Problem to solve:
Locate each line with the string "this" in the listing below and copy it.

Records shown:

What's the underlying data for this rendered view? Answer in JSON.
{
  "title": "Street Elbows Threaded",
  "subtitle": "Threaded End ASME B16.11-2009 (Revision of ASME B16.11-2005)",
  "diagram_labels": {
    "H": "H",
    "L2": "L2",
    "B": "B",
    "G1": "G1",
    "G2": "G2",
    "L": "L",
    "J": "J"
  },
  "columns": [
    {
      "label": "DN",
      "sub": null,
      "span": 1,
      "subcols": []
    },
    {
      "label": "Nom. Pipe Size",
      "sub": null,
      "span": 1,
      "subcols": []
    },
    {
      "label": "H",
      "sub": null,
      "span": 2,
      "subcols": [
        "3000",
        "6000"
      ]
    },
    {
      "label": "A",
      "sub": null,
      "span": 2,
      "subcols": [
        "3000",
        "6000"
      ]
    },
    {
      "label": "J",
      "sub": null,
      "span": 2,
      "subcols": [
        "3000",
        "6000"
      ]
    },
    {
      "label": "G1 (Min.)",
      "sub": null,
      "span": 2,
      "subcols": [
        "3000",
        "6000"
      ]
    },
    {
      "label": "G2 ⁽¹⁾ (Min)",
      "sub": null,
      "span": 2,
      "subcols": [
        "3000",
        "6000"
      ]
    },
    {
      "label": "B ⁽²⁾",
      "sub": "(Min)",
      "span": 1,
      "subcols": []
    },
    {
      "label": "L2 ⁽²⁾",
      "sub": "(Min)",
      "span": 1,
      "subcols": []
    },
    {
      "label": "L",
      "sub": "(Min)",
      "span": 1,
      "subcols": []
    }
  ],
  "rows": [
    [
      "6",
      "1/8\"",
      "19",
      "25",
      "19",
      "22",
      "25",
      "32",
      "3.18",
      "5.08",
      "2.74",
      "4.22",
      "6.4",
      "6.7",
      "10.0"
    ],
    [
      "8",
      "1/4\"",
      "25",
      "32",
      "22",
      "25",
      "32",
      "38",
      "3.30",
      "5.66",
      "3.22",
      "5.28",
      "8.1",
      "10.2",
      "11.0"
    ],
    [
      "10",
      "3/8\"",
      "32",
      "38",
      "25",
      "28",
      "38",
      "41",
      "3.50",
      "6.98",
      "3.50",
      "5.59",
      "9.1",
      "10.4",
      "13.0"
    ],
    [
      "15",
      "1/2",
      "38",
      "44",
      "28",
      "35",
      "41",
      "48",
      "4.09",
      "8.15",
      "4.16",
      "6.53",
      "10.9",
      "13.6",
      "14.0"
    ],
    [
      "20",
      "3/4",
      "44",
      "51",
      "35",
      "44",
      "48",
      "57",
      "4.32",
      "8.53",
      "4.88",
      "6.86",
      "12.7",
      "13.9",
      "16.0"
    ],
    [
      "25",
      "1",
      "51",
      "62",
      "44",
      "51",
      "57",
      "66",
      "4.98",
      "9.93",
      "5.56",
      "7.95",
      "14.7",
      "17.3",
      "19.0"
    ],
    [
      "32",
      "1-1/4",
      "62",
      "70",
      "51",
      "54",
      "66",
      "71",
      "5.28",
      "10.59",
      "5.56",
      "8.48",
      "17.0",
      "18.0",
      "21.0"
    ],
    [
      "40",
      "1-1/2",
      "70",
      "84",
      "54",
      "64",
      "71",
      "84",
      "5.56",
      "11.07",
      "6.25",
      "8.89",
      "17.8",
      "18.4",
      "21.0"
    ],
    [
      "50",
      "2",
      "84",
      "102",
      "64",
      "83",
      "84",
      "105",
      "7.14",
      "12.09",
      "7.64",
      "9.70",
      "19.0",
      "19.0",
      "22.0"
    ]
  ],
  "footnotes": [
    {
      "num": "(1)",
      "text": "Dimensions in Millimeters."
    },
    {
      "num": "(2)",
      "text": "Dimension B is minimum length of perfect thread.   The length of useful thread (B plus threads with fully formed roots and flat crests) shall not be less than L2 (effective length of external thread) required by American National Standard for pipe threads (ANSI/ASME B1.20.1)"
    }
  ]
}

==

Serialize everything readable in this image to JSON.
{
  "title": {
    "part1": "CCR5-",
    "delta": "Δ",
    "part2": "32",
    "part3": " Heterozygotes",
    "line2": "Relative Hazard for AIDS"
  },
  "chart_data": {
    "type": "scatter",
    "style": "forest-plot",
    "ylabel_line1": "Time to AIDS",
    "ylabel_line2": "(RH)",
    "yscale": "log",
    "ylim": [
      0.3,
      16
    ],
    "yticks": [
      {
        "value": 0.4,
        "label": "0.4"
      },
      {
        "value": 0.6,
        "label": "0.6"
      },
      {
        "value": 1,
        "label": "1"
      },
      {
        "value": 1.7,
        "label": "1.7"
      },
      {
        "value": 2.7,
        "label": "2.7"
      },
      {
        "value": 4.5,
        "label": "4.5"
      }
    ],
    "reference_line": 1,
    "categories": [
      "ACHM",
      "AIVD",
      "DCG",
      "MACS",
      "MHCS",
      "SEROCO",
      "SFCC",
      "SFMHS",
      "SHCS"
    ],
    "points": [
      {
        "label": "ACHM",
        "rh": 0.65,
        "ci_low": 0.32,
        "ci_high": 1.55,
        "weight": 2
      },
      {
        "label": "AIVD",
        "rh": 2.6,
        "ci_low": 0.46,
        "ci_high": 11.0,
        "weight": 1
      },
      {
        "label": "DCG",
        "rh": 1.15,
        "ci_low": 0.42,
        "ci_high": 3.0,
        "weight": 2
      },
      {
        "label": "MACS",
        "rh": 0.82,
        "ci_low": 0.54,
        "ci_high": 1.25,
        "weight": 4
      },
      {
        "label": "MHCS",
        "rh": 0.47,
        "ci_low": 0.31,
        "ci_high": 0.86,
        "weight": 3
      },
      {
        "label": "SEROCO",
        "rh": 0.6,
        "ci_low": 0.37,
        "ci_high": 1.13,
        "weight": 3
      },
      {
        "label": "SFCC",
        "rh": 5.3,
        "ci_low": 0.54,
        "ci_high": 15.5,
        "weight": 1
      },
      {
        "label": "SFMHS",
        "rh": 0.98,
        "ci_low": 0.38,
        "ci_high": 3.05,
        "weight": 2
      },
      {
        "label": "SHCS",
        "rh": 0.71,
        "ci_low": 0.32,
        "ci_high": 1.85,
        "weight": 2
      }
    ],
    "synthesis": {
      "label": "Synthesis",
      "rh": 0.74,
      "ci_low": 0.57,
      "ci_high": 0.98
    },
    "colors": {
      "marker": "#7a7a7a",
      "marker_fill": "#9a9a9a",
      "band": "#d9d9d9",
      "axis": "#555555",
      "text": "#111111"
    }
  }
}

The completed task:
What's the underlying data for this rendered view? Answer in JSON.
Serialize everything readable in this image to JSON.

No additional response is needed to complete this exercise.